**REQUIRED TASK:** Copy the lines of the data below, from the first line through the line containing "33, 28, 52]", keeping each one exactly as it appears.

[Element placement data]
* * * *

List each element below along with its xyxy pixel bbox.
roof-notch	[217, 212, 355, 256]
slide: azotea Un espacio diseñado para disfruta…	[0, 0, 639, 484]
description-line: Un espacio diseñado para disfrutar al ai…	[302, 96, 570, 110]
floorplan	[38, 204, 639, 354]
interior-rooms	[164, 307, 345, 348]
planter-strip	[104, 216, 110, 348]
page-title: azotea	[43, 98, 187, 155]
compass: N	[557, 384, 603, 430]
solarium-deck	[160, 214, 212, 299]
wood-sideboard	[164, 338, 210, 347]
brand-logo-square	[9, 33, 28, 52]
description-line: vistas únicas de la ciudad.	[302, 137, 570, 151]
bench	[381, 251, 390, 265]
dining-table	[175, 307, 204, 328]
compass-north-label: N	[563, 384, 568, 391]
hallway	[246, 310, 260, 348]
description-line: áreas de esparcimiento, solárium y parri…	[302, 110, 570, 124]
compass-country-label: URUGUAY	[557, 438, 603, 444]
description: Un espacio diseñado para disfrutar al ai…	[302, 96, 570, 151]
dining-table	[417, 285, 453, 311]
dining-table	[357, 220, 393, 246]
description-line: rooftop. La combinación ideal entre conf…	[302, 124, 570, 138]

* * * *

**SOLUTION:**
List each element below along with its xyxy pixel bbox.
roof-notch	[217, 212, 355, 256]
slide: azotea Un espacio diseñado para disfruta…	[0, 0, 639, 484]
description-line: Un espacio diseñado para disfrutar al ai…	[302, 96, 570, 110]
floorplan	[38, 204, 639, 354]
interior-rooms	[164, 307, 345, 348]
planter-strip	[104, 216, 110, 348]
page-title: azotea	[43, 98, 187, 155]
compass: N	[557, 384, 603, 430]
solarium-deck	[160, 214, 212, 299]
wood-sideboard	[164, 338, 210, 347]
brand-logo-square	[9, 33, 28, 52]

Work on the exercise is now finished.